» **Requirement**:
Where the word "Turnos" occurs in a line, return that line.

***** Material to process *****

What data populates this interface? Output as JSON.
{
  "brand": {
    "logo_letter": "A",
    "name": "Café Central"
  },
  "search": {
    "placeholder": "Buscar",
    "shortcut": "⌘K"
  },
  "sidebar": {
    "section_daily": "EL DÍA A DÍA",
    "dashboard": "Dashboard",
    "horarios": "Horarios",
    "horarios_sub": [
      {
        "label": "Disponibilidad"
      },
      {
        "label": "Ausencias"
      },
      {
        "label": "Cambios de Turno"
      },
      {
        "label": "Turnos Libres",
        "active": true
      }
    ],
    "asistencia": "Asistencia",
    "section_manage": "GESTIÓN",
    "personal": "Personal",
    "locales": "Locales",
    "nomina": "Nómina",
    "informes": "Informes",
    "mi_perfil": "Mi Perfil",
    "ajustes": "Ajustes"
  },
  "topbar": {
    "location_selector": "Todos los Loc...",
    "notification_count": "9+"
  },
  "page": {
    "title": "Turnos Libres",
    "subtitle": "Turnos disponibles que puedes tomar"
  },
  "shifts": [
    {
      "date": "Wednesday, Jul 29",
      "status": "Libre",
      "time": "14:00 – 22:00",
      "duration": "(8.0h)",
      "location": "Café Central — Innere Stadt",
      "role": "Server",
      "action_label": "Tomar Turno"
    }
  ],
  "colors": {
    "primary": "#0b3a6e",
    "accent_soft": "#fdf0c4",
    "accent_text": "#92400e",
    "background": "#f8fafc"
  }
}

*****
***** Material to process *****

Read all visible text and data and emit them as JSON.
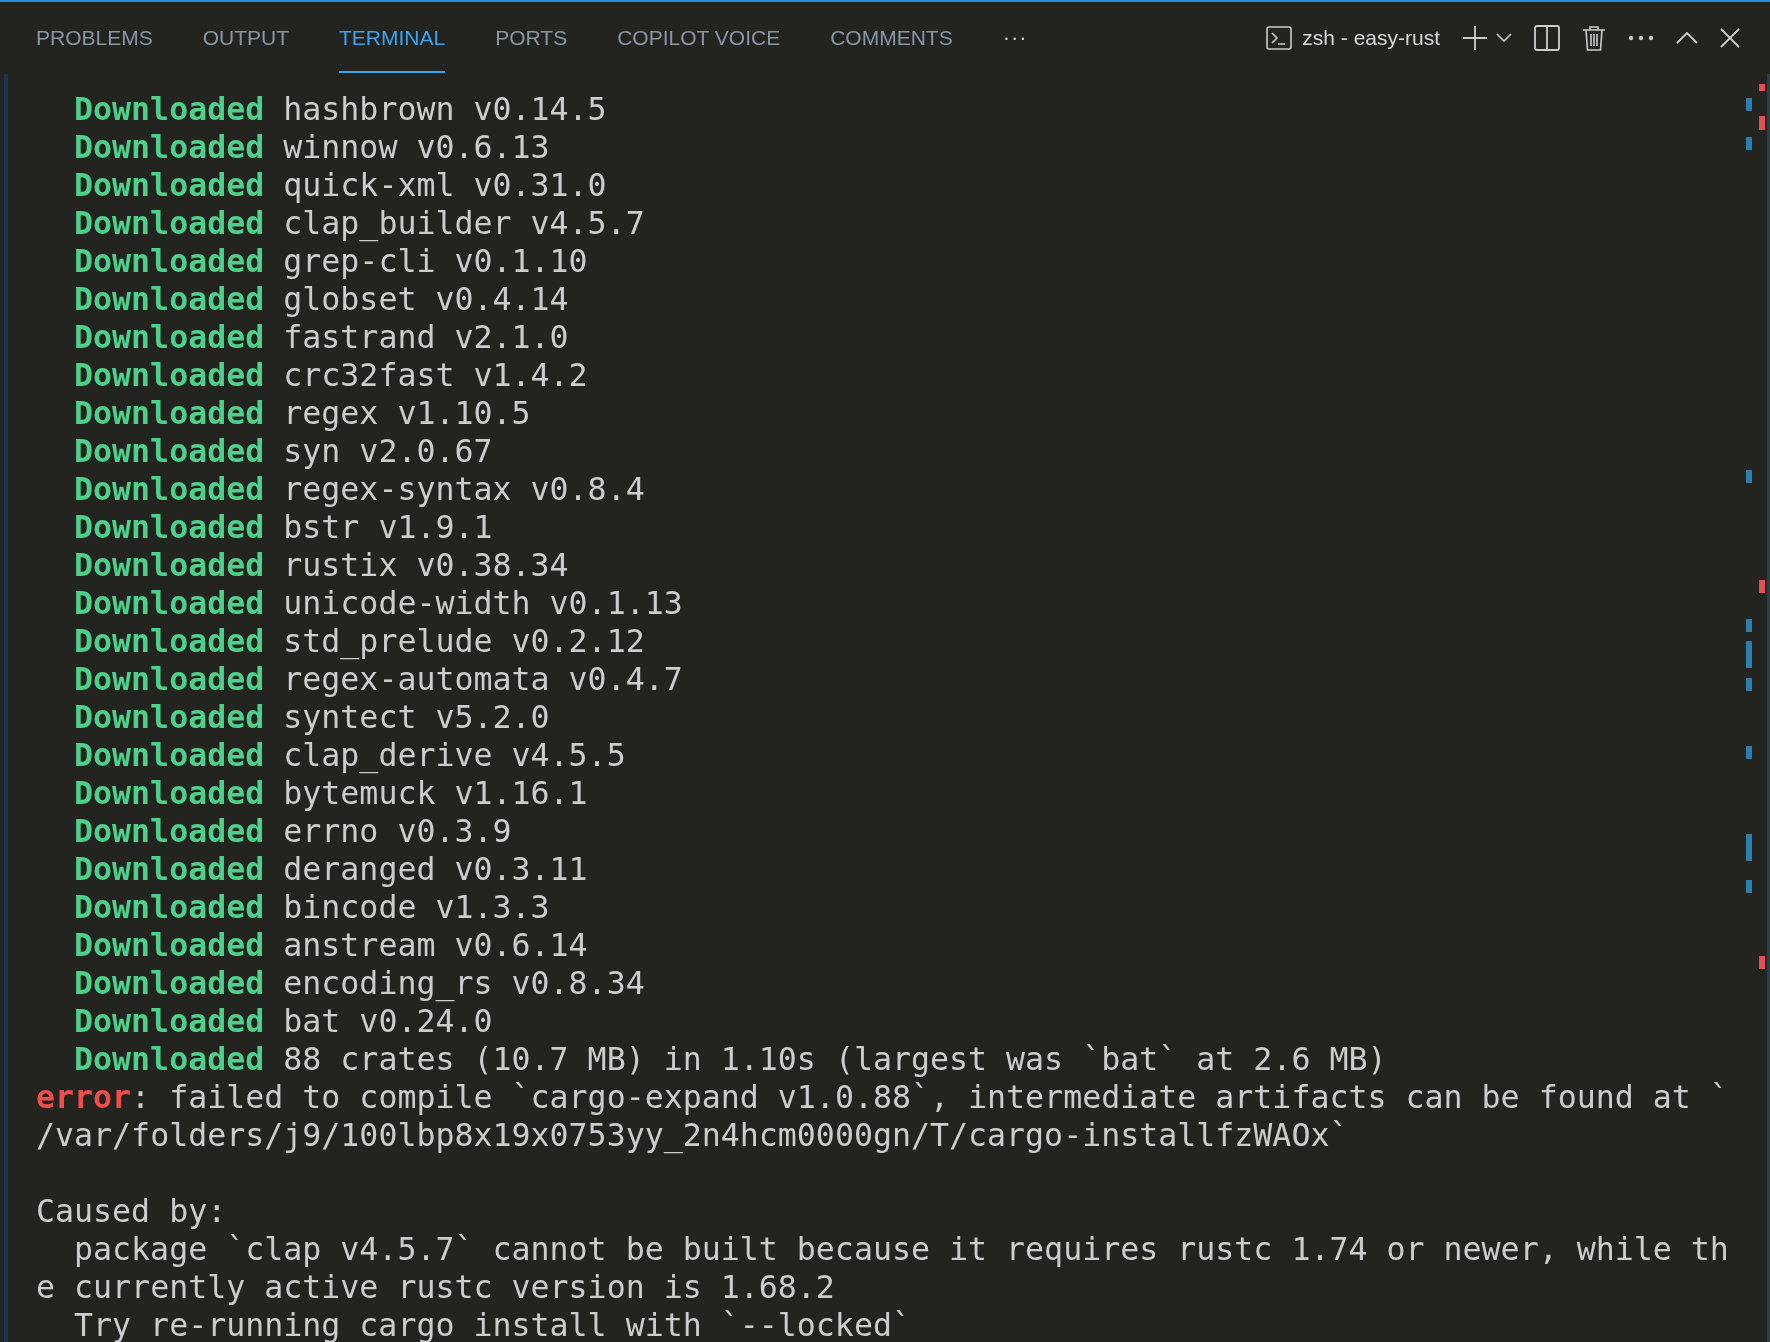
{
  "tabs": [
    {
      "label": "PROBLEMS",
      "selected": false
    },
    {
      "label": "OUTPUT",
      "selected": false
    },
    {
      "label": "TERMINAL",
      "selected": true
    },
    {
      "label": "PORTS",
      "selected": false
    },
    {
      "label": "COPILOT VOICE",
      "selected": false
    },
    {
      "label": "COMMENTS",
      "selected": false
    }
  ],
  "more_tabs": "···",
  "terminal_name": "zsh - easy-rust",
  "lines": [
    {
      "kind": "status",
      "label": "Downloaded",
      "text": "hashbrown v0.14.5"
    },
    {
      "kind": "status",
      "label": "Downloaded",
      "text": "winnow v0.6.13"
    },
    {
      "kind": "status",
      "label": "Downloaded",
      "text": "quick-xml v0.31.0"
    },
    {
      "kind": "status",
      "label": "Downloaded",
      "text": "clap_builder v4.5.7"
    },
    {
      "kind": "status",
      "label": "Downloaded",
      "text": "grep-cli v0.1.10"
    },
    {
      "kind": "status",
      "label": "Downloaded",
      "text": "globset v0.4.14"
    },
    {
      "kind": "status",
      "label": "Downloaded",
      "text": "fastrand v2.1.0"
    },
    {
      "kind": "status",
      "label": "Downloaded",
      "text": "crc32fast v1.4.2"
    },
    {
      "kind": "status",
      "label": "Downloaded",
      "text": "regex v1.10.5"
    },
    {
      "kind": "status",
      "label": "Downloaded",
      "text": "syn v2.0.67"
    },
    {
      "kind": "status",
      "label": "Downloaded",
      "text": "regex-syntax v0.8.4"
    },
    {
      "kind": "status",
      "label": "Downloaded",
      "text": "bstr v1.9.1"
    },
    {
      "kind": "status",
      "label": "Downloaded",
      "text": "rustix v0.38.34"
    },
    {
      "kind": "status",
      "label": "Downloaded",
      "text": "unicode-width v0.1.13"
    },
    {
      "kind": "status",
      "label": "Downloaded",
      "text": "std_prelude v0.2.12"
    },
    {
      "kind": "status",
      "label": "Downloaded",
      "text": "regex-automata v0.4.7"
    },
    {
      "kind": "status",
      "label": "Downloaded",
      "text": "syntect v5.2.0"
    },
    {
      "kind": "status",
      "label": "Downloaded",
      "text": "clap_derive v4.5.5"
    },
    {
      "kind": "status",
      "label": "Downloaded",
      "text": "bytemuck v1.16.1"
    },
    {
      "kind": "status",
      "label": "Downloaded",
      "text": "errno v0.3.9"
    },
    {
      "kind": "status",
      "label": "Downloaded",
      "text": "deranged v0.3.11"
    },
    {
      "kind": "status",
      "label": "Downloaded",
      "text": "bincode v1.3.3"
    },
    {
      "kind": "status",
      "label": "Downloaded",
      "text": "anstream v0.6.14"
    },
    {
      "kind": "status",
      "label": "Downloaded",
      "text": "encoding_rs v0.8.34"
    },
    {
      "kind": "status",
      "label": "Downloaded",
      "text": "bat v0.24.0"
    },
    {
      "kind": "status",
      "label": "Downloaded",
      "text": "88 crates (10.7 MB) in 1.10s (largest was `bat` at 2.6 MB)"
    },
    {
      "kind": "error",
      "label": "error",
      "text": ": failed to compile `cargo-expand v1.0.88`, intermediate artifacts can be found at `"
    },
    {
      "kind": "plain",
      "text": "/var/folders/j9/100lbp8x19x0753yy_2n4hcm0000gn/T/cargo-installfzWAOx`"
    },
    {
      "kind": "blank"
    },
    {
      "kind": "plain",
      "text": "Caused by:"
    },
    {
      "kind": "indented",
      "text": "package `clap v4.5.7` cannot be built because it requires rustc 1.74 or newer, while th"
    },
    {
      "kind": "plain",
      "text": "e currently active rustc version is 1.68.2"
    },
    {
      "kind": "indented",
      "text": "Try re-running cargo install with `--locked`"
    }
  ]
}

*****
***** Material to process *****

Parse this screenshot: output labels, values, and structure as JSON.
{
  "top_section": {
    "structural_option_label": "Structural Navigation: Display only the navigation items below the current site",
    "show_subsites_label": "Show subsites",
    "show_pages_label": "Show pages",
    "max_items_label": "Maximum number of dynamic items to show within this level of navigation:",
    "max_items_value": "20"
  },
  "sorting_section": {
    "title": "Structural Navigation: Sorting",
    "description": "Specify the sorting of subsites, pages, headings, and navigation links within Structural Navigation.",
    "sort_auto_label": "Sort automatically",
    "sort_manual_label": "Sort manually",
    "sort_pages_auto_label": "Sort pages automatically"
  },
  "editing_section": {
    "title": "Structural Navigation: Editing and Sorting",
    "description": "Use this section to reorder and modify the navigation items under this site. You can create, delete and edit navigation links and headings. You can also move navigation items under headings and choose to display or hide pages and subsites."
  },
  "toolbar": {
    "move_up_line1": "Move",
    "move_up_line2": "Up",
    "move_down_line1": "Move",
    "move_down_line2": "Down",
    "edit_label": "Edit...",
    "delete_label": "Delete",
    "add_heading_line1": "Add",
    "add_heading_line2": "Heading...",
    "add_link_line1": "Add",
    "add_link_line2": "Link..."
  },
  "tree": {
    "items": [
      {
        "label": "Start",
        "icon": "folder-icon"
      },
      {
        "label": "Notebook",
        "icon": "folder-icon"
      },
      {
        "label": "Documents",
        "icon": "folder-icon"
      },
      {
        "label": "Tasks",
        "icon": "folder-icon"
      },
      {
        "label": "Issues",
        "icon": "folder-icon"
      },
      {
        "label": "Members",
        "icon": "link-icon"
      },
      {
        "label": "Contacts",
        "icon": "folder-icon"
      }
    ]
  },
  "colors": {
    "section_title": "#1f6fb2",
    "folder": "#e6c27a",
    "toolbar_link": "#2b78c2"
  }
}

*****

» **Task response**:
        "label": "Turnos Libres",
    "title": "Turnos Libres",
    "subtitle": "Turnos disponibles que puedes tomar"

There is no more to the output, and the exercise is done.